(Dataset records)
+++

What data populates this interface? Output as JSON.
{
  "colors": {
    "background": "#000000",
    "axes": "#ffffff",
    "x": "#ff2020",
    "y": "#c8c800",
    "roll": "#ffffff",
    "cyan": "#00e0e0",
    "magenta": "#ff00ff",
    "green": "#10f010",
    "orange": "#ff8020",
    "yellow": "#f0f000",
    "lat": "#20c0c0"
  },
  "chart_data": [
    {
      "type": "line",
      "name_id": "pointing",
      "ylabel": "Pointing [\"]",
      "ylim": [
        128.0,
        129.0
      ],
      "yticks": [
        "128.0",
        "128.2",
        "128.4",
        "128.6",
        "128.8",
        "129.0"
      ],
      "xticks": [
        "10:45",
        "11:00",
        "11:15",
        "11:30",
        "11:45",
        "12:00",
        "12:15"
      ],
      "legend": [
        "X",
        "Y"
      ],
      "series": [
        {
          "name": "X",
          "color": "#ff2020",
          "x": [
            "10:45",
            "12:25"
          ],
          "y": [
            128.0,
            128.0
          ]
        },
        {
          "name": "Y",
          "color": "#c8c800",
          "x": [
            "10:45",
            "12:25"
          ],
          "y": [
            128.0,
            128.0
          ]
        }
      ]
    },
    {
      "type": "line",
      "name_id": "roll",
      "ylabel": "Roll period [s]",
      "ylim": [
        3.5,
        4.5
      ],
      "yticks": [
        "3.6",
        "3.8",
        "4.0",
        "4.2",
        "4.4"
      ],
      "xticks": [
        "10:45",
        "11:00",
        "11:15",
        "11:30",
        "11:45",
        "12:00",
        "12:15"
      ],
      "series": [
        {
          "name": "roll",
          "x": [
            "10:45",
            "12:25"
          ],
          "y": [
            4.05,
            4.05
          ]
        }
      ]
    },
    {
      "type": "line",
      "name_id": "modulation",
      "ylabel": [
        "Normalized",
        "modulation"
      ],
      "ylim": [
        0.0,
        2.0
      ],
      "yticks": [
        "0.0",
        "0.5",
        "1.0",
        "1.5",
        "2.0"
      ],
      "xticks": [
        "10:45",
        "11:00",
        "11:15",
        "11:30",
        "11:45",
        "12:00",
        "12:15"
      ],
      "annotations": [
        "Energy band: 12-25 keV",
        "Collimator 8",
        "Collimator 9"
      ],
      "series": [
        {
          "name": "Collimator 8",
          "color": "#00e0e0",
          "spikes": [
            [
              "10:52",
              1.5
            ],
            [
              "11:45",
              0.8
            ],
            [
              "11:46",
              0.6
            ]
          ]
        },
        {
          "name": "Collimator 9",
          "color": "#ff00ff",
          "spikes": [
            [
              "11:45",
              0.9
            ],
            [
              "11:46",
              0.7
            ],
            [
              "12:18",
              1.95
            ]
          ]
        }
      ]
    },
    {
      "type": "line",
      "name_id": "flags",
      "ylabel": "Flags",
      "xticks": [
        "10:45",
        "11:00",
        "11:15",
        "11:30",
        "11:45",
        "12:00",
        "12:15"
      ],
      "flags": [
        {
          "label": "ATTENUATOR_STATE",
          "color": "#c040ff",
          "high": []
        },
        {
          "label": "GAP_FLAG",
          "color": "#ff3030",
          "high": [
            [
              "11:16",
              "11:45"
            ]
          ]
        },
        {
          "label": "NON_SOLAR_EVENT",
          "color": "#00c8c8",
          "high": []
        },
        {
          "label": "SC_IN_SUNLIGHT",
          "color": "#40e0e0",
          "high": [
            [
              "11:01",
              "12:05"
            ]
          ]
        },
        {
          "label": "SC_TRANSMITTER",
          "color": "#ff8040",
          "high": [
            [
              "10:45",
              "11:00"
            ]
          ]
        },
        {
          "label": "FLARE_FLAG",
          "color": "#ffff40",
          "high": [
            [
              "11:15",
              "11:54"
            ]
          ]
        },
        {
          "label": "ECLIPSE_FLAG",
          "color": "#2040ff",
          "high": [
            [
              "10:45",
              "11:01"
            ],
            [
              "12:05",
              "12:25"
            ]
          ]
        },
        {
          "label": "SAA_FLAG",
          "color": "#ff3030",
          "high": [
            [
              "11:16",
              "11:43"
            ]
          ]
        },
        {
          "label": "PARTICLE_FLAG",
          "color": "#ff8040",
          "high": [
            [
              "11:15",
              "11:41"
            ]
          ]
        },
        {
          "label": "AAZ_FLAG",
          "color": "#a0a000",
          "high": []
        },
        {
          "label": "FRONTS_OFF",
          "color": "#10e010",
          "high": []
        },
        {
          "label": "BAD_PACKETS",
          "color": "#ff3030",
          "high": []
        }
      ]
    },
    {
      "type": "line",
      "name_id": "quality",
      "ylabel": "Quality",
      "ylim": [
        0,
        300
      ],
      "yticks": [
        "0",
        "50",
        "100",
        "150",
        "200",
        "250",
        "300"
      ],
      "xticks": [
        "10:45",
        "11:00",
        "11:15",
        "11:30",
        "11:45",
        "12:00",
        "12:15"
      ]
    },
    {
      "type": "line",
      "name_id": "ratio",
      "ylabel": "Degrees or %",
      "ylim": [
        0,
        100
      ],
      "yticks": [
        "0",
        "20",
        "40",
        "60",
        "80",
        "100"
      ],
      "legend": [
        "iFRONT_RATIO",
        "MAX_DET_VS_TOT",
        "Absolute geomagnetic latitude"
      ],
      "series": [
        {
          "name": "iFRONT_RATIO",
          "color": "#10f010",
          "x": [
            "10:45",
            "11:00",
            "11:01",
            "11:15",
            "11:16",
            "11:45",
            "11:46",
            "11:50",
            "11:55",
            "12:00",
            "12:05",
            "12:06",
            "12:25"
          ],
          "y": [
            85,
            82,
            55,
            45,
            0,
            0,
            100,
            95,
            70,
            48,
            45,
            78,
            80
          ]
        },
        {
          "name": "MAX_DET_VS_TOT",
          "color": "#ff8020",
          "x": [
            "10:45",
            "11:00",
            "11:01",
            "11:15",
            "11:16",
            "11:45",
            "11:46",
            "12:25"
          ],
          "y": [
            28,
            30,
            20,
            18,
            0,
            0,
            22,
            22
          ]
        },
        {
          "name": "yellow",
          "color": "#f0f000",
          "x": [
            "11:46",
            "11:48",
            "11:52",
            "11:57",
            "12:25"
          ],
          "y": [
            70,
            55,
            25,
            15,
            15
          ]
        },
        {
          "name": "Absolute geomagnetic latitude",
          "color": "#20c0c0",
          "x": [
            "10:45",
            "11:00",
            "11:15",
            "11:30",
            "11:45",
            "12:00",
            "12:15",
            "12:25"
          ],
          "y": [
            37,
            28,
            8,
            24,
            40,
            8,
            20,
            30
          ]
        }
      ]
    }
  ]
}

+++

> **WHAT TO WORK ON**
Every line of the data above should be copied exactly.

> **WORKED SOLUTION**
What data populates this interface? Output as JSON.
{
  "colors": {
    "background": "#000000",
    "axes": "#ffffff",
    "x": "#ff2020",
    "y": "#c8c800",
    "roll": "#ffffff",
    "cyan": "#00e0e0",
    "magenta": "#ff00ff",
    "green": "#10f010",
    "orange": "#ff8020",
    "yellow": "#f0f000",
    "lat": "#20c0c0"
  },
  "chart_data": [
    {
      "type": "line",
      "name_id": "pointing",
      "ylabel": "Pointing [\"]",
      "ylim": [
        128.0,
        129.0
      ],
      "yticks": [
        "128.0",
        "128.2",
        "128.4",
        "128.6",
        "128.8",
        "129.0"
      ],
      "xticks": [
        "10:45",
        "11:00",
        "11:15",
        "11:30",
        "11:45",
        "12:00",
        "12:15"
      ],
      "legend": [
        "X",
        "Y"
      ],
      "series": [
        {
          "name": "X",
          "color": "#ff2020",
          "x": [
            "10:45",
            "12:25"
          ],
          "y": [
            128.0,
            128.0
          ]
        },
        {
          "name": "Y",
          "color": "#c8c800",
          "x": [
            "10:45",
            "12:25"
          ],
          "y": [
            128.0,
            128.0
          ]
        }
      ]
    },
    {
      "type": "line",
      "name_id": "roll",
      "ylabel": "Roll period [s]",
      "ylim": [
        3.5,
        4.5
      ],
      "yticks": [
        "3.6",
        "3.8",
        "4.0",
        "4.2",
        "4.4"
      ],
      "xticks": [
        "10:45",
        "11:00",
        "11:15",
        "11:30",
        "11:45",
        "12:00",
        "12:15"
      ],
      "series": [
        {
          "name": "roll",
          "x": [
            "10:45",
            "12:25"
          ],
          "y": [
            4.05,
            4.05
          ]
        }
      ]
    },
    {
      "type": "line",
      "name_id": "modulation",
      "ylabel": [
        "Normalized",
        "modulation"
      ],
      "ylim": [
        0.0,
        2.0
      ],
      "yticks": [
        "0.0",
        "0.5",
        "1.0",
        "1.5",
        "2.0"
      ],
      "xticks": [
        "10:45",
        "11:00",
        "11:15",
        "11:30",
        "11:45",
        "12:00",
        "12:15"
      ],
      "annotations": [
        "Energy band: 12-25 keV",
        "Collimator 8",
        "Collimator 9"
      ],
      "series": [
        {
          "name": "Collimator 8",
          "color": "#00e0e0",
          "spikes": [
            [
              "10:52",
              1.5
            ],
            [
              "11:45",
              0.8
            ],
            [
              "11:46",
              0.6
            ]
          ]
        },
        {
          "name": "Collimator 9",
          "color": "#ff00ff",
          "spikes": [
            [
              "11:45",
              0.9
            ],
            [
              "11:46",
              0.7
            ],
            [
              "12:18",
              1.95
            ]
          ]
        }
      ]
    },
    {
      "type": "line",
      "name_id": "flags",
      "ylabel": "Flags",
      "xticks": [
        "10:45",
        "11:00",
        "11:15",
        "11:30",
        "11:45",
        "12:00",
        "12:15"
      ],
      "flags": [
        {
          "label": "ATTENUATOR_STATE",
          "color": "#c040ff",
          "high": []
        },
        {
          "label": "GAP_FLAG",
          "color": "#ff3030",
          "high": [
            [
              "11:16",
              "11:45"
            ]
          ]
        },
        {
          "label": "NON_SOLAR_EVENT",
          "color": "#00c8c8",
          "high": []
        },
        {
          "label": "SC_IN_SUNLIGHT",
          "color": "#40e0e0",
          "high": [
            [
              "11:01",
              "12:05"
            ]
          ]
        },
        {
          "label": "SC_TRANSMITTER",
          "color": "#ff8040",
          "high": [
            [
              "10:45",
              "11:00"
            ]
          ]
        },
        {
          "label": "FLARE_FLAG",
          "color": "#ffff40",
          "high": [
            [
              "11:15",
              "11:54"
            ]
          ]
        },
        {
          "label": "ECLIPSE_FLAG",
          "color": "#2040ff",
          "high": [
            [
              "10:45",
              "11:01"
            ],
            [
              "12:05",
              "12:25"
            ]
          ]
        },
        {
          "label": "SAA_FLAG",
          "color": "#ff3030",
          "high": [
            [
              "11:16",
              "11:43"
            ]
          ]
        },
        {
          "label": "PARTICLE_FLAG",
          "color": "#ff8040",
          "high": [
            [
              "11:15",
              "11:41"
            ]
          ]
        },
        {
          "label": "AAZ_FLAG",
          "color": "#a0a000",
          "high": []
        },
        {
          "label": "FRONTS_OFF",
          "color": "#10e010",
          "high": []
        },
        {
          "label": "BAD_PACKETS",
          "color": "#ff3030",
          "high": []
        }
      ]
    },
    {
      "type": "line",
      "name_id": "quality",
      "ylabel": "Quality",
      "ylim": [
        0,
        300
      ],
      "yticks": [
        "0",
        "50",
        "100",
        "150",
        "200",
        "250",
        "300"
      ],
      "xticks": [
        "10:45",
        "11:00",
        "11:15",
        "11:30",
        "11:45",
        "12:00",
        "12:15"
      ]
    },
    {
      "type": "line",
      "name_id": "ratio",
      "ylabel": "Degrees or %",
      "ylim": [
        0,
        100
      ],
      "yticks": [
        "0",
        "20",
        "40",
        "60",
        "80",
        "100"
      ],
      "legend": [
        "iFRONT_RATIO",
        "MAX_DET_VS_TOT",
        "Absolute geomagnetic latitude"
      ],
      "series": [
        {
          "name": "iFRONT_RATIO",
          "color": "#10f010",
          "x": [
            "10:45",
            "11:00",
            "11:01",
            "11:15",
            "11:16",
            "11:45",
            "11:46",
            "11:50",
            "11:55",
            "12:00",
            "12:05",
            "12:06",
            "12:25"
          ],
          "y": [
            85,
            82,
            55,
            45,
            0,
            0,
            100,
            95,
            70,
            48,
            45,
            78,
            80
          ]
        },
        {
          "name": "MAX_DET_VS_TOT",
          "color": "#ff8020",
          "x": [
            "10:45",
            "11:00",
            "11:01",
            "11:15",
            "11:16",
            "11:45",
            "11:46",
            "12:25"
          ],
          "y": [
            28,
            30,
            20,
            18,
            0,
            0,
            22,
            22
          ]
        },
        {
          "name": "yellow",
          "color": "#f0f000",
          "x": [
            "11:46",
            "11:48",
            "11:52",
            "11:57",
            "12:25"
          ],
          "y": [
            70,
            55,
            25,
            15,
            15
          ]
        },
        {
          "name": "Absolute geomagnetic latitude",
          "color": "#20c0c0",
          "x": [
            "10:45",
            "11:00",
            "11:15",
            "11:30",
            "11:45",
            "12:00",
            "12:15",
            "12:25"
          ],
          "y": [
            37,
            28,
            8,
            24,
            40,
            8,
            20,
            30
          ]
        }
      ]
    }
  ]
}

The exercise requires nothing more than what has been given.